**Your objective:** Below is a listing to transcribe in full and exactly; keep the pictures out.

**Supplied records:**
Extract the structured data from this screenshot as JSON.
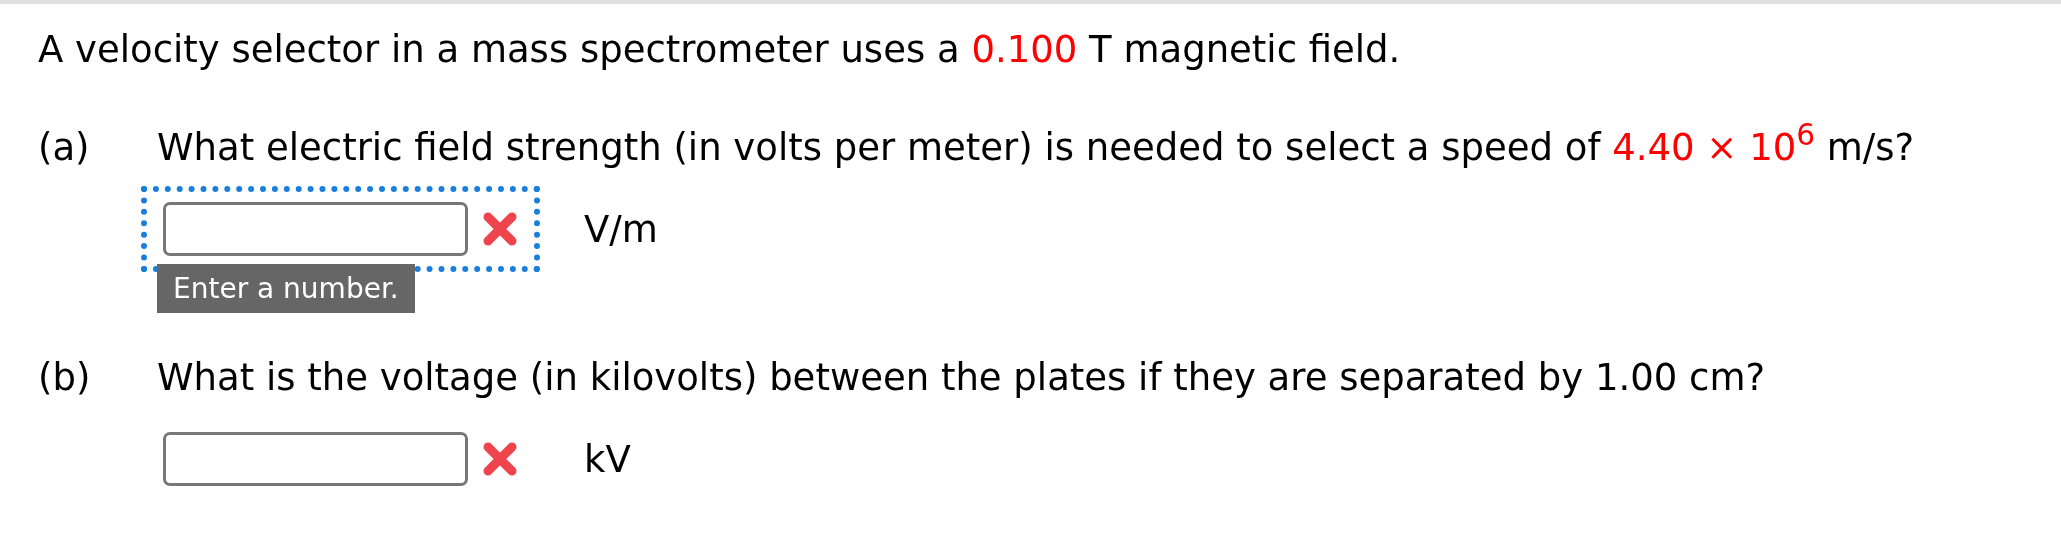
{
  "intro": [
    {
      "text": "A velocity selector in a mass spectrometer uses a ",
      "highlight": false
    },
    {
      "text": "0.100",
      "highlight": true
    },
    {
      "text": " T magnetic field.",
      "highlight": false
    }
  ],
  "questions": [
    {
      "label": "(a)",
      "parts": [
        {
          "text": "What electric field strength (in volts per meter) is needed to select a speed of ",
          "highlight": false
        },
        {
          "text": "4.40 × 10$^{6}$",
          "highlight": true
        },
        {
          "text": " m/s?",
          "highlight": false
        }
      ],
      "focused": true,
      "correct": false,
      "unit": "V/m",
      "tooltip": "Enter a number."
    },
    {
      "label": "(b)",
      "parts": [
        {
          "text": "What is the voltage (in kilovolts) between the plates if they are separated by 1.00 cm?",
          "highlight": false
        }
      ],
      "focused": false,
      "correct": false,
      "unit": "kV"
    }
  ]
}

**Solved exercise:**
Extract the structured data from this screenshot as JSON.
{
  "intro": [
    {
      "text": "A velocity selector in a mass spectrometer uses a ",
      "highlight": false
    },
    {
      "text": "0.100",
      "highlight": true
    },
    {
      "text": " T magnetic field.",
      "highlight": false
    }
  ],
  "questions": [
    {
      "label": "(a)",
      "parts": [
        {
          "text": "What electric field strength (in volts per meter) is needed to select a speed of ",
          "highlight": false
        },
        {
          "text": "4.40 × 10$^{6}$",
          "highlight": true
        },
        {
          "text": " m/s?",
          "highlight": false
        }
      ],
      "focused": true,
      "correct": false,
      "unit": "V/m",
      "tooltip": "Enter a number."
    },
    {
      "label": "(b)",
      "parts": [
        {
          "text": "What is the voltage (in kilovolts) between the plates if they are separated by 1.00 cm?",
          "highlight": false
        }
      ],
      "focused": false,
      "correct": false,
      "unit": "kV"
    }
  ]
}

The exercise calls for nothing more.